◆ **GOAL OF THE EXERCISE**:
Answer with one number only: the number of lines that include the word "color".

◆ **DATASET EXTRACT**:
================
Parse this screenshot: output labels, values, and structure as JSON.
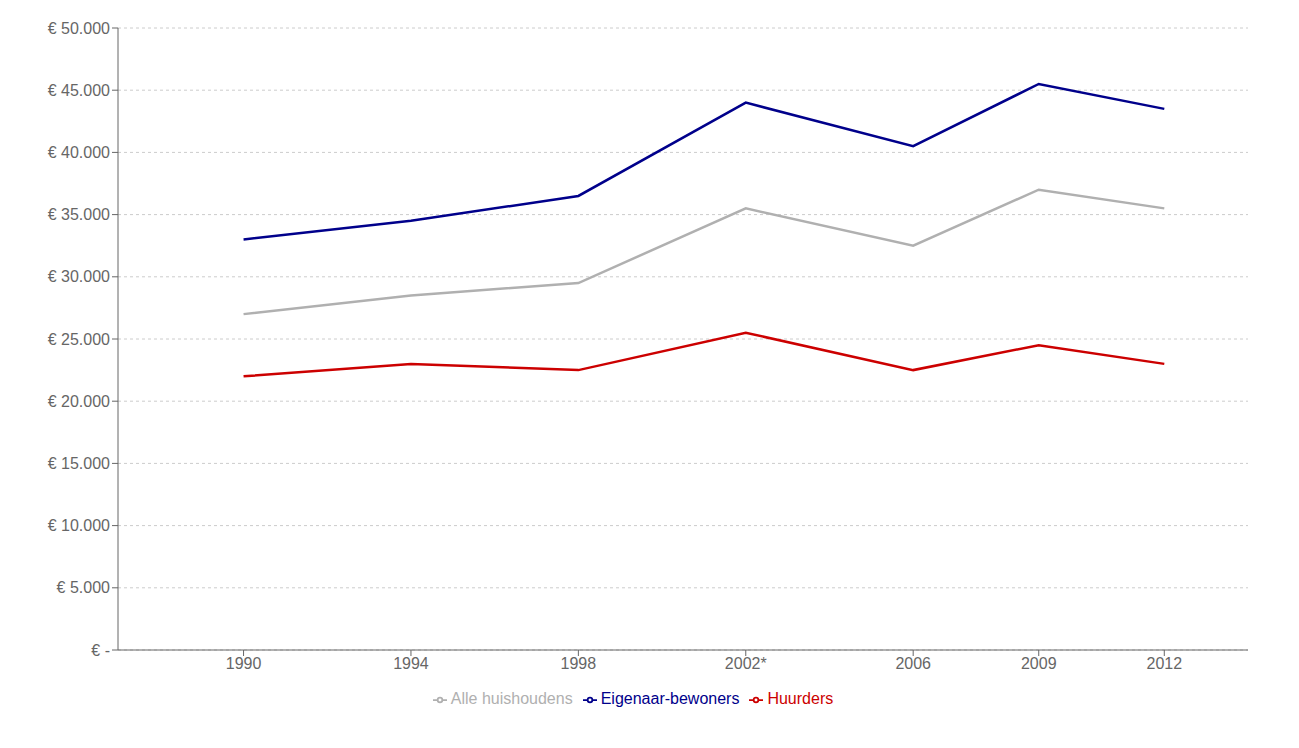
{
  "chart_data": {
    "type": "line",
    "x": [
      1990,
      1994,
      1998,
      2002,
      2006,
      2009,
      2012
    ],
    "xlim": [
      1987,
      2014
    ],
    "xticks": [
      1990,
      1994,
      1998,
      {
        "value": 2002,
        "label": "2002*"
      },
      2006,
      2009,
      2012
    ],
    "ylim": [
      0,
      50000
    ],
    "yticks": [
      {
        "value": 0,
        "label": "€ -"
      },
      {
        "value": 5000,
        "label": "€ 5.000"
      },
      {
        "value": 10000,
        "label": "€ 10.000"
      },
      {
        "value": 15000,
        "label": "€ 15.000"
      },
      {
        "value": 20000,
        "label": "€ 20.000"
      },
      {
        "value": 25000,
        "label": "€ 25.000"
      },
      {
        "value": 30000,
        "label": "€ 30.000"
      },
      {
        "value": 35000,
        "label": "€ 35.000"
      },
      {
        "value": 40000,
        "label": "€ 40.000"
      },
      {
        "value": 45000,
        "label": "€ 45.000"
      },
      {
        "value": 50000,
        "label": "€ 50.000"
      }
    ],
    "series": [
      {
        "name": "Eigenaar-bewoners",
        "color": "#00008B",
        "values": [
          33000,
          34500,
          36500,
          44000,
          40500,
          45500,
          43500
        ]
      },
      {
        "name": "Huurders",
        "color": "#CC0000",
        "values": [
          22000,
          23000,
          22500,
          25500,
          22500,
          24500,
          23000
        ]
      },
      {
        "name": "Alle huishoudens",
        "color": "#B0B0B0",
        "values": [
          27000,
          28500,
          29500,
          35500,
          32500,
          37000,
          35500
        ]
      }
    ],
    "grid": true,
    "legend": "bottom"
  }
}
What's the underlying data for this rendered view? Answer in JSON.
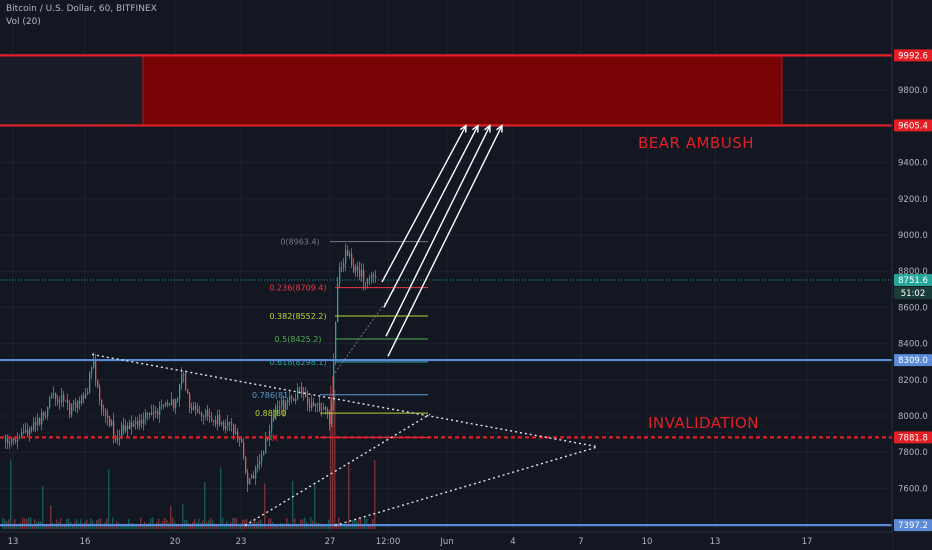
================
◆ **FINAL RESULT**:
3